(BEŁCZNA – KLĘPNICA) W Łobzie jesteśmy świadkami rodzenia się nowej „świeckiej tradycji”. Tak jak w roku poprzednim, tak i w tym,
ujrzała światło dzienne kolejna kontrowersyjna inwestycja.
W ubiegłym roku mieszkańcy gminy stoczyli walkę z malwą pensylwańską, a raczej ze sposobem jej nawożenia, w tym roku część mieszkańców Klępnicy i Bełcznej, a także Łobza i Szczecina walczy
z wiatrakami. Dosłownie.
W walce tej nie są osamotnieni. Mieszkańców Klępnicy popierają również mieszkańcy Szczecina, właściciele działek rekreacyjnych położonych w obrębie tej miejscowości. Powstać ma tam 17 wiatraków zbudowanych przez firmę z kapitałem hiszpańskim, zajmującą się pozyskiwaniem energii alternatywnej. Jeszcze 22 stycznia mieszkańcy i właściciele działek złożyli w gminie protest, który stał się przyczynkiem do zorganizowanego 7 lutego w szkolnej świetlicy w Bełcznej spotkania z władzami gminy, projektantką i przedstawicielem inwestora.
Działki letniskowe zostały sprzedane przez gminę jeszcze w połowie lat 90 – tych. W planach zagospodarowania przestrzennego tereny te zapisane były jako rekreacyjne, natomiast w 2000 roku wprowadzono zmianę, która umożliwia postawienie tam wiatraków. O zmianie tej nie wiedział zdaje się nikt z zainteresowanych, bowiem gdy kierownik wydziału infrastruktury komunalnej i ochrony środowiskaEwa Ciechańska poinformowała zebranych o tym fakcie, wszyscy zebrani, łącznie z burmistrzem, byli tym zaskoczeni.

(Ćwiczenia)
1. Odpowiedz na pytania na podstawie artykułu o wiatrakach.
(a) Ile wiatraków ma powstać w okolicy Klępnicy?
(b) Kiedy i gdzie odbyło się spotkanie z władzami gminy?
(c) W którym roku zmieniono plan tak, by można było postawić wiatraki?
2. Przepisz fragment artykułu o wiatrakach, który zaczyna się od słów zawierających „W walce tej”, a kończy na „i przedstawicielem inwestora.”. Zamiast „hiszpańskim” wstaw „portugalskim”.
3. Wypisz wszystkie miejscowości wymienione w artykule o wiatrakach. Podaj je w mianowniku.

(Dostarczone dane)
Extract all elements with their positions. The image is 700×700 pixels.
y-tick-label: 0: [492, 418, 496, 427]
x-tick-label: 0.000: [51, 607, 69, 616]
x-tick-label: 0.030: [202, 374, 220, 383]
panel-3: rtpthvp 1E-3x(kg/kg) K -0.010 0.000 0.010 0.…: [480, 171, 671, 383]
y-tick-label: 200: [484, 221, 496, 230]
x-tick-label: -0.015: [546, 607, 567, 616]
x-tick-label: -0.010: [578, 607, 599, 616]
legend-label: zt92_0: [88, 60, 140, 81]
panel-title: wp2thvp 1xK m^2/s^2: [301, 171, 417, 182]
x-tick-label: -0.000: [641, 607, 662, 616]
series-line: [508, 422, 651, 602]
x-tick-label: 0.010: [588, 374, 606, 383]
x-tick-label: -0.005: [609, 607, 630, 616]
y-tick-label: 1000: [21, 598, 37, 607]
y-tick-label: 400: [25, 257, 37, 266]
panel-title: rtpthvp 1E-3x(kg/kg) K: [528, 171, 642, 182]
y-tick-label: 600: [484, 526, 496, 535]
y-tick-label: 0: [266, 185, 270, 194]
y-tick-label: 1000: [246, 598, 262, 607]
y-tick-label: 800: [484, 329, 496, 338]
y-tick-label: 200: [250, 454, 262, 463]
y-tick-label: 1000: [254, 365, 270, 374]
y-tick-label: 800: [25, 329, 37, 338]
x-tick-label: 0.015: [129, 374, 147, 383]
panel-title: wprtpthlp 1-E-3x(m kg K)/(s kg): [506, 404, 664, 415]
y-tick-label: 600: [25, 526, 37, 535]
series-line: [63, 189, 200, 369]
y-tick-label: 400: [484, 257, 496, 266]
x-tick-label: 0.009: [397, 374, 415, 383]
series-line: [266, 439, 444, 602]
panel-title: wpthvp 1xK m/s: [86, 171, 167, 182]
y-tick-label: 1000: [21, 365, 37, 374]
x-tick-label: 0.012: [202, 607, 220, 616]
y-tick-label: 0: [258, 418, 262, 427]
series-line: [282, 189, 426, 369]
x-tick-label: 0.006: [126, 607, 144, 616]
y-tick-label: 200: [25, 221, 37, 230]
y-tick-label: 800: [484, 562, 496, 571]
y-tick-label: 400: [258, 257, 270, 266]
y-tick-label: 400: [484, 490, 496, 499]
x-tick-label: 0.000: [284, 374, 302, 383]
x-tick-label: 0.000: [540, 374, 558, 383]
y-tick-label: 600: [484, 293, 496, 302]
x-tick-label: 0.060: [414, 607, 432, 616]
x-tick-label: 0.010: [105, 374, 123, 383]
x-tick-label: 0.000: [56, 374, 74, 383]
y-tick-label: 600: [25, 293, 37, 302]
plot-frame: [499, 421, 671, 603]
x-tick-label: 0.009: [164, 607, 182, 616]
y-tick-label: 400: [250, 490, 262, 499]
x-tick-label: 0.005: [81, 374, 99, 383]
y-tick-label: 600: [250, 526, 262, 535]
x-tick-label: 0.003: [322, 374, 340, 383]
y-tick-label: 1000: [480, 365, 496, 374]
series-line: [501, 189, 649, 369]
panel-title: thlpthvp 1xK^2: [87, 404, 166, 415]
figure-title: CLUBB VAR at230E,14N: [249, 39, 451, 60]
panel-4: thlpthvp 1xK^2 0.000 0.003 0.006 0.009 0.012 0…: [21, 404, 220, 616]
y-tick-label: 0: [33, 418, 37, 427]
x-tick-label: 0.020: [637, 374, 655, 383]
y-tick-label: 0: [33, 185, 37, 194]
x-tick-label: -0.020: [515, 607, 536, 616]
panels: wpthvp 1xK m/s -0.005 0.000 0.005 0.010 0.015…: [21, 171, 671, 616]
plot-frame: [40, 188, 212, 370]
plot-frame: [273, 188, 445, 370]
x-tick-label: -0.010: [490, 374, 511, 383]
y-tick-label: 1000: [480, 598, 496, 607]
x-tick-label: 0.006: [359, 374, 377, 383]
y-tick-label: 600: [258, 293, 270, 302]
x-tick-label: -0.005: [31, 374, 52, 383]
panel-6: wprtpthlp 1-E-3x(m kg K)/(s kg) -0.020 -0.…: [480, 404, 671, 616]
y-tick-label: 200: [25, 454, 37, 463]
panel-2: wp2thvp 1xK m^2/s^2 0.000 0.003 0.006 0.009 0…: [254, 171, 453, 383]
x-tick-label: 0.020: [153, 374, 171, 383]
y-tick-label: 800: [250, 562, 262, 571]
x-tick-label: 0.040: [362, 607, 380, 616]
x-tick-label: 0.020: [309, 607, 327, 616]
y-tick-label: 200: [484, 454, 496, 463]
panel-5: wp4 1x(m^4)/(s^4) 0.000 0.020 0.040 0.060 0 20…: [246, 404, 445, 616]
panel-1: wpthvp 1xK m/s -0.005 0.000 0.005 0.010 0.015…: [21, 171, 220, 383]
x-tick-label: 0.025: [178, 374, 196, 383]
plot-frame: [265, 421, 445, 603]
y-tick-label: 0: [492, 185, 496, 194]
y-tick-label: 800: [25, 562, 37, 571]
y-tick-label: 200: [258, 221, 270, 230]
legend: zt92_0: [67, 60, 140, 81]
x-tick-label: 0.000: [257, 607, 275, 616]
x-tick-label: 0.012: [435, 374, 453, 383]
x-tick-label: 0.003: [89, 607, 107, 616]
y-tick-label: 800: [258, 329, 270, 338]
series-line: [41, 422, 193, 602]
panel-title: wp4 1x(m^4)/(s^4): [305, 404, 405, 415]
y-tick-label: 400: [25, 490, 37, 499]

--

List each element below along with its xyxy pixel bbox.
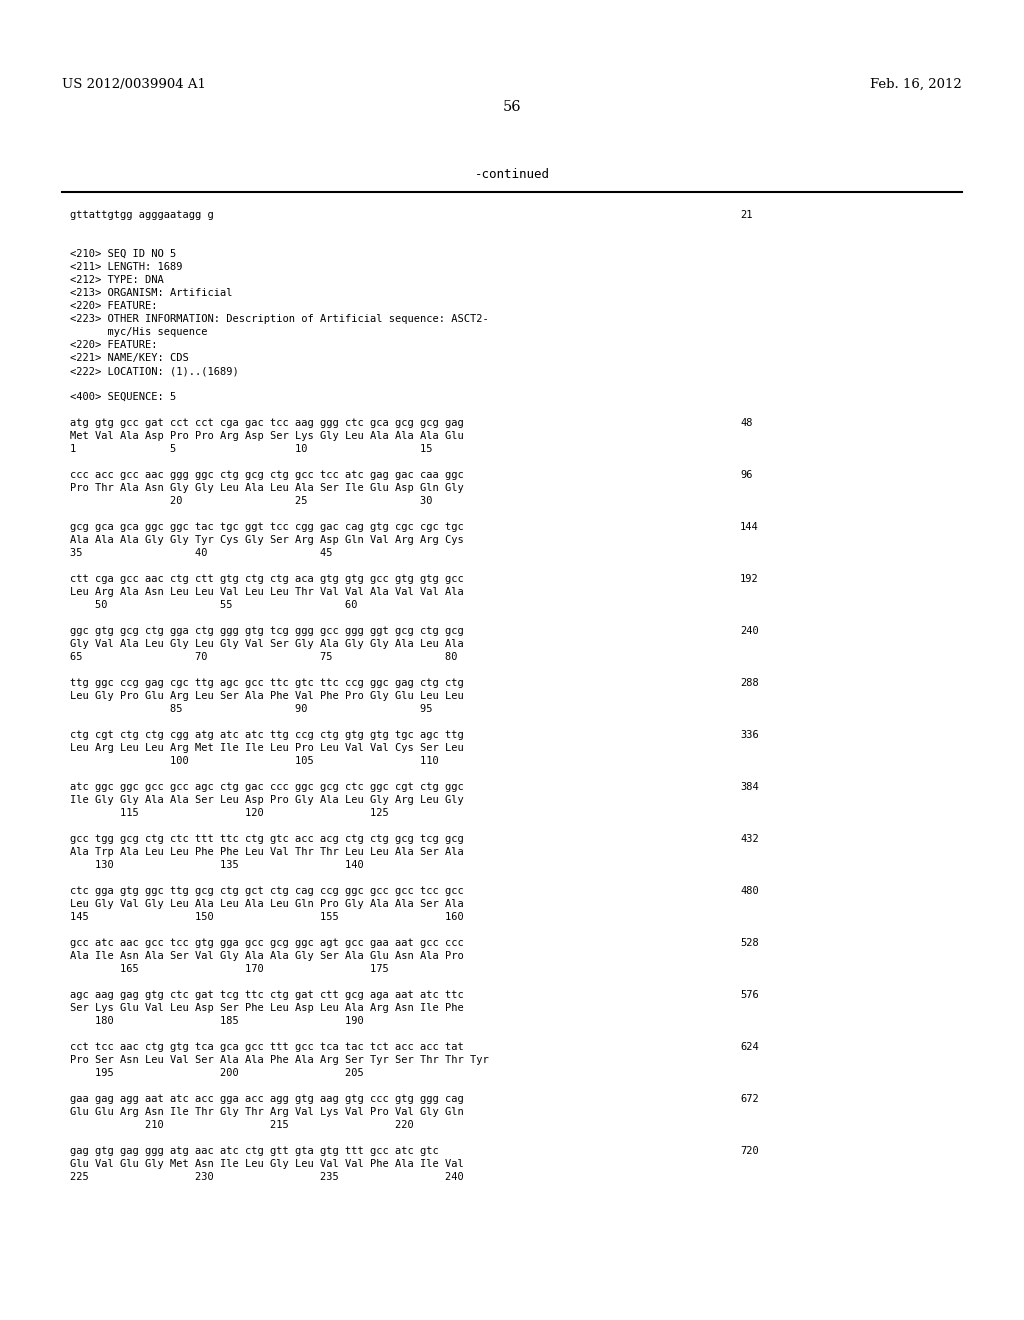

(Odpowiedzi do zadań)
1.
(a) 17 wiatraków.
(b) 7 lutego w szkolnej świetlicy w Bełcznej.
(c) W 2000 roku.

2.
W walce tej nie są osamotnieni. Mieszkańców Klępnicy popierają również mieszkańcy Szczecina, właściciele działek rekreacyjnych położonych w obrębie tej miejscowości. Powstać ma tam 17 wiatraków zbudowanych przez firmę z kapitałem portugalskim, zajmującą się pozyskiwaniem energii alternatywnej. Jeszcze 22 stycznia mieszkańcy i właściciele działek złożyli w gminie protest, który stał się przyczynkiem do zorganizowanego 7 lutego w szkolnej świetlicy w Bełcznej spotkania z władzami gminy, projektantką i przedstawicielem inwestora.

3. Łobez, Klępnica, Bełczna, Szczecin